DIRECTIVE. Could you print every record below exactly as it appears?

A block of data:
═══

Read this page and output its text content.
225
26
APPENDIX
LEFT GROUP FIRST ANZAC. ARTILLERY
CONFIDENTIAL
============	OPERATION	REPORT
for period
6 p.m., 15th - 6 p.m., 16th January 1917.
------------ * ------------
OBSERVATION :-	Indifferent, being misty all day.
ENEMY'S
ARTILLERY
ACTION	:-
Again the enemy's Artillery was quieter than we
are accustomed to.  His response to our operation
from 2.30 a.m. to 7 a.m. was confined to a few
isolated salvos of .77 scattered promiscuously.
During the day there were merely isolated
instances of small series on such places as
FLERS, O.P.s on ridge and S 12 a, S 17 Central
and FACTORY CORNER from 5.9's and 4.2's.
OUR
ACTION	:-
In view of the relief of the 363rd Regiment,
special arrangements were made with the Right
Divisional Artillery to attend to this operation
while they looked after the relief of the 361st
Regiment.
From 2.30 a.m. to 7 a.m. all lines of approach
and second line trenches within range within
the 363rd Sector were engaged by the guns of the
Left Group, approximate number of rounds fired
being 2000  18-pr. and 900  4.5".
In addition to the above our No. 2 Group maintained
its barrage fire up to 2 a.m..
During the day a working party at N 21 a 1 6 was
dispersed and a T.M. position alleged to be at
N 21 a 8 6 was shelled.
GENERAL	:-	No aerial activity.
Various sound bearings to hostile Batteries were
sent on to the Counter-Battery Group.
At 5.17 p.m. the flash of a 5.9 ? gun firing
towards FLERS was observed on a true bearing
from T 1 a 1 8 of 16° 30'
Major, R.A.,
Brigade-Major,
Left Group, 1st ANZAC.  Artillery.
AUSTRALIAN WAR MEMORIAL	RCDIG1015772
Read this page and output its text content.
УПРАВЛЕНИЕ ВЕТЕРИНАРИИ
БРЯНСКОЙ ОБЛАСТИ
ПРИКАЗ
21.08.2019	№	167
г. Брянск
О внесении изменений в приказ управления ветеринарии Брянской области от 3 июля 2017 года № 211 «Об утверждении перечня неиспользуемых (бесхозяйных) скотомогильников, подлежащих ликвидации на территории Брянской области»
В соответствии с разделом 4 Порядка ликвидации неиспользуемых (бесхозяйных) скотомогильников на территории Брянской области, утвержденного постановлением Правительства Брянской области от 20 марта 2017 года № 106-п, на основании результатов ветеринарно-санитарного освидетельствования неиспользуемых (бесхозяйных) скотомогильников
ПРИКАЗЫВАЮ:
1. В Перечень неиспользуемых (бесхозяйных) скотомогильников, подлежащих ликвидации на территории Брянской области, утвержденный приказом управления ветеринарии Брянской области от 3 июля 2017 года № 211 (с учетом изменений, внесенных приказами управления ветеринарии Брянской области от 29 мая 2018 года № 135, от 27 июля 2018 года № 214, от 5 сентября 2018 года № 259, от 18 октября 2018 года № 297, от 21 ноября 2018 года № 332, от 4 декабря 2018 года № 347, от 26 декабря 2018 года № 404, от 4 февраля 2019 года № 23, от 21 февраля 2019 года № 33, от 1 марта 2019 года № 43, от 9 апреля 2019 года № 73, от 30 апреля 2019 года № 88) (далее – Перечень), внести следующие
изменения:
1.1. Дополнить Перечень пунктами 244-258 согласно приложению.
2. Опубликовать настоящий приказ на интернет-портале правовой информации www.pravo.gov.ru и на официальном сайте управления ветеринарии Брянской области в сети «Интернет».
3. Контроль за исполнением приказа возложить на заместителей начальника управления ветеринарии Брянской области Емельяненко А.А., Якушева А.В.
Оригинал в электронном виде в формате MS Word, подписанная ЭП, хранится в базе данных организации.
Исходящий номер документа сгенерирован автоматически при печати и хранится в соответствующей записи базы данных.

═══

CORRECT RESPONSE.
Read this page and output its text content.
225
26
APPENDIX
LEFT GROUP FIRST ANZAC. ARTILLERY
CONFIDENTIAL
============	OPERATION	REPORT
for period
6 p.m., 15th - 6 p.m., 16th January 1917.
------------ * ------------
OBSERVATION :-	Indifferent, being misty all day.
ENEMY'S
ARTILLERY
ACTION	:-
Again the enemy's Artillery was quieter than we
are accustomed to.  His response to our operation
from 2.30 a.m. to 7 a.m. was confined to a few
isolated salvos of .77 scattered promiscuously.
During the day there were merely isolated
instances of small series on such places as
FLERS, O.P.s on ridge and S 12 a, S 17 Central
and FACTORY CORNER from 5.9's and 4.2's.
OUR
ACTION	:-
In view of the relief of the 363rd Regiment,
special arrangements were made with the Right
Divisional Artillery to attend to this operation
while they looked after the relief of the 361st
Regiment.
From 2.30 a.m. to 7 a.m. all lines of approach
and second line trenches within range within
the 363rd Sector were engaged by the guns of the
Left Group, approximate number of rounds fired
being 2000  18-pr. and 900  4.5".
In addition to the above our No. 2 Group maintained
its barrage fire up to 2 a.m..
During the day a working party at N 21 a 1 6 was
dispersed and a T.M. position alleged to be at
N 21 a 8 6 was shelled.
GENERAL	:-	No aerial activity.
Various sound bearings to hostile Batteries were
sent on to the Counter-Battery Group.
At 5.17 p.m. the flash of a 5.9 ? gun firing
towards FLERS was observed on a true bearing
from T 1 a 1 8 of 16° 30'
Major, R.A.,
Brigade-Major,
Left Group, 1st ANZAC.  Artillery.
AUSTRALIAN WAR MEMORIAL	RCDIG1015772
Read this page and output its text content.
УПРАВЛЕНИЕ ВЕТЕРИНАРИИ
БРЯНСКОЙ ОБЛАСТИ
ПРИКАЗ
21.08.2019	№	167
г. Брянск
О внесении изменений в приказ управления ветеринарии Брянской области от 3 июля 2017 года № 211 «Об утверждении перечня неиспользуемых (бесхозяйных) скотомогильников, подлежащих ликвидации на территории Брянской области»
В соответствии с разделом 4 Порядка ликвидации неиспользуемых (бесхозяйных) скотомогильников на территории Брянской области, утвержденного постановлением Правительства Брянской области от 20 марта 2017 года № 106-п, на основании результатов ветеринарно-санитарного освидетельствования неиспользуемых (бесхозяйных) скотомогильников
ПРИКАЗЫВАЮ:
1. В Перечень неиспользуемых (бесхозяйных) скотомогильников, подлежащих ликвидации на территории Брянской области, утвержденный приказом управления ветеринарии Брянской области от 3 июля 2017 года № 211 (с учетом изменений, внесенных приказами управления ветеринарии Брянской области от 29 мая 2018 года № 135, от 27 июля 2018 года № 214, от 5 сентября 2018 года № 259, от 18 октября 2018 года № 297, от 21 ноября 2018 года № 332, от 4 декабря 2018 года № 347, от 26 декабря 2018 года № 404, от 4 февраля 2019 года № 23, от 21 февраля 2019 года № 33, от 1 марта 2019 года № 43, от 9 апреля 2019 года № 73, от 30 апреля 2019 года № 88) (далее – Перечень), внести следующие
изменения:
1.1. Дополнить Перечень пунктами 244-258 согласно приложению.
2. Опубликовать настоящий приказ на интернет-портале правовой информации www.pravo.gov.ru и на официальном сайте управления ветеринарии Брянской области в сети «Интернет».
3. Контроль за исполнением приказа возложить на заместителей начальника управления ветеринарии Брянской области Емельяненко А.А., Якушева А.В.
Оригинал в электронном виде в формате MS Word, подписанная ЭП, хранится в базе данных организации.
Исходящий номер документа сгенерирован автоматически при печати и хранится в соответствующей записи базы данных.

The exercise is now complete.